Rewrite the listing below with every instance of "bbox" changed to "bounds", keeping all other text unchanged.

•••

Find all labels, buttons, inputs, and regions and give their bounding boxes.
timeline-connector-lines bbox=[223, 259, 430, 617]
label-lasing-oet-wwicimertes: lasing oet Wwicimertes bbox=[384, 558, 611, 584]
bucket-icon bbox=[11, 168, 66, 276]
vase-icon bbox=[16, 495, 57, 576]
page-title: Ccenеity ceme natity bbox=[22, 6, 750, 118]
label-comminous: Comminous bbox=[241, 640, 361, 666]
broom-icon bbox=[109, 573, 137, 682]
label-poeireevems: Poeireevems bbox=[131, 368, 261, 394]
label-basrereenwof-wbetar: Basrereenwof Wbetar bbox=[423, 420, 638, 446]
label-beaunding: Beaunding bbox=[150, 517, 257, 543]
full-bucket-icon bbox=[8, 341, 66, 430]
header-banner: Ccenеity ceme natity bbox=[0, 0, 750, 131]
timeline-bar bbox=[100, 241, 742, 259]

•••

-- Task result --
Find all labels, buttons, inputs, and regions and give their bounding boxes.
timeline-connector-lines bounds=[223, 259, 430, 617]
label-lasing-oet-wwicimertes: lasing oet Wwicimertes bounds=[384, 558, 611, 584]
bucket-icon bounds=[11, 168, 66, 276]
vase-icon bounds=[16, 495, 57, 576]
page-title: Ccenеity ceme natity bounds=[22, 6, 750, 118]
label-comminous: Comminous bounds=[241, 640, 361, 666]
broom-icon bounds=[109, 573, 137, 682]
label-poeireevems: Poeireevems bounds=[131, 368, 261, 394]
label-basrereenwof-wbetar: Basrereenwof Wbetar bounds=[423, 420, 638, 446]
label-beaunding: Beaunding bounds=[150, 517, 257, 543]
full-bucket-icon bounds=[8, 341, 66, 430]
header-banner: Ccenеity ceme natity bounds=[0, 0, 750, 131]
timeline-bar bounds=[100, 241, 742, 259]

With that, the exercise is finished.